- **EXERCISE GOAL**
Write the data out again, character for character, with no images.

-.-.-

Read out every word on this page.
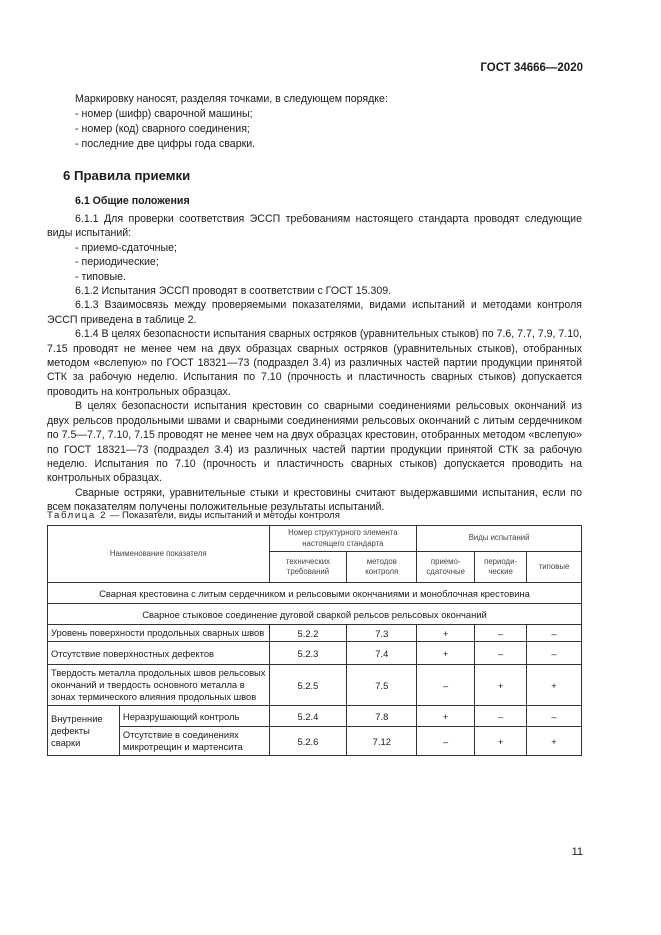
ГОСТ 34666—2020

Маркировку наносят, разделяя точками, в следующем порядке:

- номер (шифр) сварочной машины;

- номер (код) сварного соединения;

- последние две цифры года сварки.

6 Правила приемки
6.1 Общие положения

6.1.1 Для проверки соответствия ЭССП требованиям настоящего стандарта проводят следующие виды испытаний:

- приемо-сдаточные;

- периодические;

- типовые.

6.1.2 Испытания ЭССП проводят в соответствии с ГОСТ 15.309.

6.1.3 Взаимосвязь между проверяемыми показателями, видами испытаний и методами контроля ЭССП приведена в таблице 2.

6.1.4 В целях безопасности испытания сварных остряков (уравнительных стыков) по 7.6, 7.7, 7.9, 7.10, 7.15 проводят не менее чем на двух образцах сварных остряков (уравнительных стыков), отобранных методом «вслепую» по ГОСТ 18321—73 (подраздел 3.4) из различных частей партии продукции принятой СТК за рабочую неделю. Испытания по 7.10 (прочность и пластичность сварных стыков) допускается проводить на контрольных образцах.

В целях безопасности испытания крестовин со сварными соединениями рельсовых окончаний из двух рельсов продольными швами и сварными соединениями рельсовых окончаний с литым сердечником по 7.5—7.7, 7.10, 7.15 проводят не менее чем на двух образцах крестовин, отобранных методом «вслепую» по ГОСТ 18321—73 (подраздел 3.4) из различных частей партии продукции принятой СТК за рабочую неделю. Испытания по 7.10 (прочность и пластичность сварных стыков) допускается проводить на контрольных образцах.

Сварные остряки, уравнительные стыки и крестовины считают выдержавшими испытания, если по всем показателям получены положительные результаты испытаний.

Таблица 2 — Показатели, виды испытаний и методы контроля
Наименование показателя		Номер структурного элемента настоящего стандарта		Виды испытаний		
		технических требований	методов контроля	приемо-сдаточные	периоди-ческие	типовые
Сварная крестовина с литым сердечником и рельсовыми окончаниями и моноблочная крестовина						
Сварное стыковое соединение дуговой сваркой рельсов рельсовых окончаний						
Уровень поверхности продольных сварных швов		5.2.2	7.3	+	–	–
Отсутствие поверхностных дефектов		5.2.3	7.4	+	–	–
Твердость металла продольных швов рельсовых окончаний и твердость основного металла в зонах термического влияния продольных швов		5.2.5	7.5	–	+	+
Внутренние дефекты сварки	Неразрушающий контроль	5.2.4	7.8	+	–	–
	Отсутствие в соединениях микротрещин и мартенсита	5.2.6	7.12	–	+	+
11
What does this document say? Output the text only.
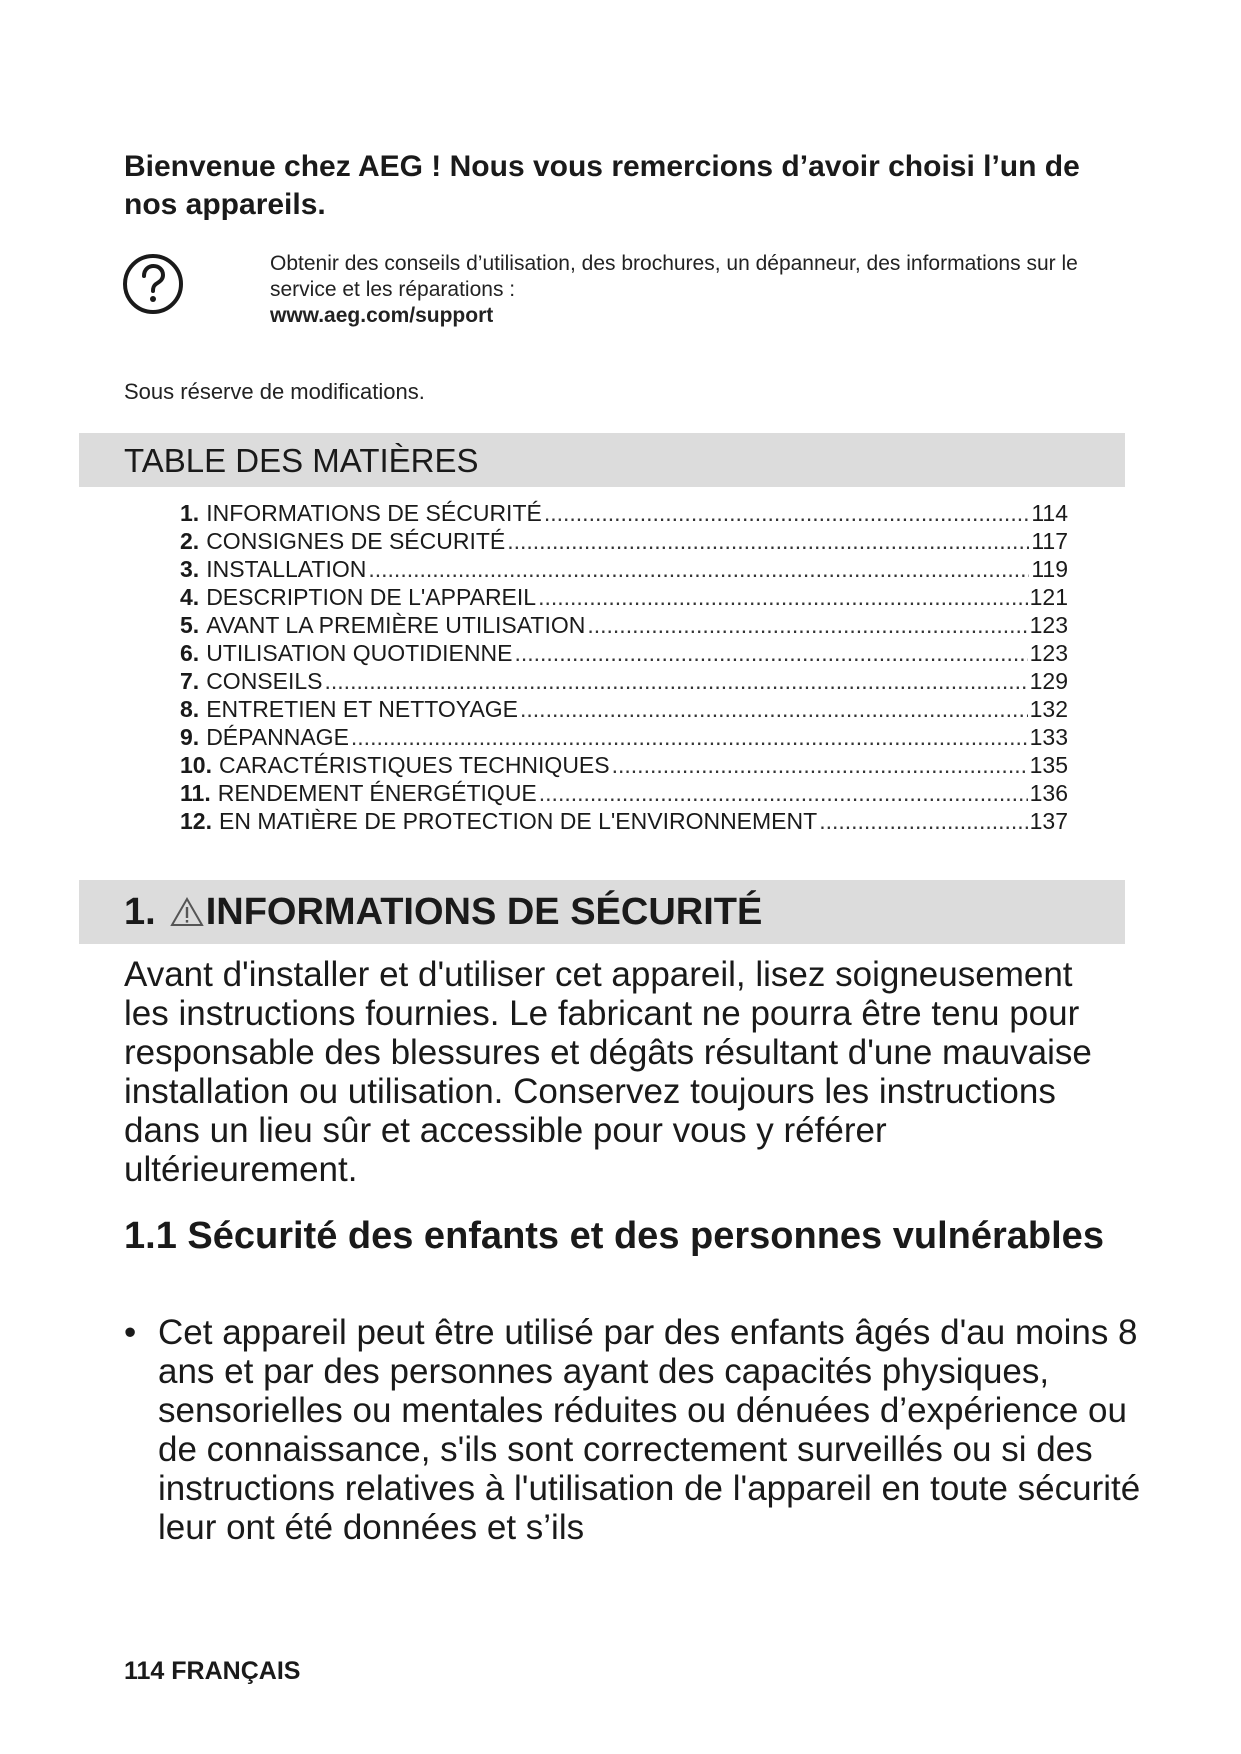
Bienvenue chez AEG ! Nous vous remercions d’avoir choisi l’un de nos appareils.
Obtenir des conseils d’utilisation, des brochures, un dépanneur, des informations sur le service et les réparations :
www.aeg.com/support
Sous réserve de modifications.
TABLE DES MATIÈRES
1. INFORMATIONS DE SÉCURITÉ .....	114
2. CONSIGNES DE SÉCURITÉ .....	117
3. INSTALLATION .....	119
4. DESCRIPTION DE L'APPAREIL .....	121
5. AVANT LA PREMIÈRE UTILISATION .....	123
6. UTILISATION QUOTIDIENNE .....	123
7. CONSEILS .....	129
8. ENTRETIEN ET NETTOYAGE .....	132
9. DÉPANNAGE .....	133
10. CARACTÉRISTIQUES TECHNIQUES .....	135
11. RENDEMENT ÉNERGÉTIQUE .....	136
12. EN MATIÈRE DE PROTECTION DE L'ENVIRONNEMENT .....	137
1. INFORMATIONS DE SÉCURITÉ

Avant d'installer et d'utiliser cet appareil, lisez soigneusement les instructions fournies. Le fabricant ne pourra être tenu pour responsable des blessures et dégâts résultant d'une mauvaise installation ou utilisation. Conservez toujours les instructions dans un lieu sûr et accessible pour vous y référer ultérieurement.

1.1 Sécurité des enfants et des personnes vulnérables

• Cet appareil peut être utilisé par des enfants âgés d'au moins 8 ans et par des personnes ayant des capacités physiques, sensorielles ou mentales réduites ou dénuées d’expérience ou de connaissance, s'ils sont correctement surveillés ou si des instructions relatives à l'utilisation de l'appareil en toute sécurité leur ont été données et s’ils

114 FRANÇAIS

-.-.-

- **WRITTEN RESPONSE**
Read out every word on this page.
ГОСТ 34666—2020

Маркировку наносят, разделяя точками, в следующем порядке:

- номер (шифр) сварочной машины;

- номер (код) сварного соединения;

- последние две цифры года сварки.

6 Правила приемки
6.1 Общие положения

6.1.1 Для проверки соответствия ЭССП требованиям настоящего стандарта проводят следующие виды испытаний:

- приемо-сдаточные;

- периодические;

- типовые.

6.1.2 Испытания ЭССП проводят в соответствии с ГОСТ 15.309.

6.1.3 Взаимосвязь между проверяемыми показателями, видами испытаний и методами контроля ЭССП приведена в таблице 2.

6.1.4 В целях безопасности испытания сварных остряков (уравнительных стыков) по 7.6, 7.7, 7.9, 7.10, 7.15 проводят не менее чем на двух образцах сварных остряков (уравнительных стыков), отобранных методом «вслепую» по ГОСТ 18321—73 (подраздел 3.4) из различных частей партии продукции принятой СТК за рабочую неделю. Испытания по 7.10 (прочность и пластичность сварных стыков) допускается проводить на контрольных образцах.

В целях безопасности испытания крестовин со сварными соединениями рельсовых окончаний из двух рельсов продольными швами и сварными соединениями рельсовых окончаний с литым сердечником по 7.5—7.7, 7.10, 7.15 проводят не менее чем на двух образцах крестовин, отобранных методом «вслепую» по ГОСТ 18321—73 (подраздел 3.4) из различных частей партии продукции принятой СТК за рабочую неделю. Испытания по 7.10 (прочность и пластичность сварных стыков) допускается проводить на контрольных образцах.

Сварные остряки, уравнительные стыки и крестовины считают выдержавшими испытания, если по всем показателям получены положительные результаты испытаний.

Таблица 2 — Показатели, виды испытаний и методы контроля
Наименование показателя		Номер структурного элемента настоящего стандарта		Виды испытаний		
		технических требований	методов контроля	приемо-сдаточные	периоди-ческие	типовые
Сварная крестовина с литым сердечником и рельсовыми окончаниями и моноблочная крестовина						
Сварное стыковое соединение дуговой сваркой рельсов рельсовых окончаний						
Уровень поверхности продольных сварных швов		5.2.2	7.3	+	–	–
Отсутствие поверхностных дефектов		5.2.3	7.4	+	–	–
Твердость металла продольных швов рельсовых окончаний и твердость основного металла в зонах термического влияния продольных швов		5.2.5	7.5	–	+	+
Внутренние дефекты сварки	Неразрушающий контроль	5.2.4	7.8	+	–	–
	Отсутствие в соединениях микротрещин и мартенсита	5.2.6	7.12	–	+	+
11
What does this document say? Output the text only.
Bienvenue chez AEG ! Nous vous remercions d’avoir choisi l’un de nos appareils.
Obtenir des conseils d’utilisation, des brochures, un dépanneur, des informations sur le service et les réparations :
www.aeg.com/support
Sous réserve de modifications.
TABLE DES MATIÈRES
1. INFORMATIONS DE SÉCURITÉ .....	114
2. CONSIGNES DE SÉCURITÉ .....	117
3. INSTALLATION .....	119
4. DESCRIPTION DE L'APPAREIL .....	121
5. AVANT LA PREMIÈRE UTILISATION .....	123
6. UTILISATION QUOTIDIENNE .....	123
7. CONSEILS .....	129
8. ENTRETIEN ET NETTOYAGE .....	132
9. DÉPANNAGE .....	133
10. CARACTÉRISTIQUES TECHNIQUES .....	135
11. RENDEMENT ÉNERGÉTIQUE .....	136
12. EN MATIÈRE DE PROTECTION DE L'ENVIRONNEMENT .....	137
1. INFORMATIONS DE SÉCURITÉ

Avant d'installer et d'utiliser cet appareil, lisez soigneusement les instructions fournies. Le fabricant ne pourra être tenu pour responsable des blessures et dégâts résultant d'une mauvaise installation ou utilisation. Conservez toujours les instructions dans un lieu sûr et accessible pour vous y référer ultérieurement.

1.1 Sécurité des enfants et des personnes vulnérables

• Cet appareil peut être utilisé par des enfants âgés d'au moins 8 ans et par des personnes ayant des capacités physiques, sensorielles ou mentales réduites ou dénuées d’expérience ou de connaissance, s'ils sont correctement surveillés ou si des instructions relatives à l'utilisation de l'appareil en toute sécurité leur ont été données et s’ils

114 FRANÇAIS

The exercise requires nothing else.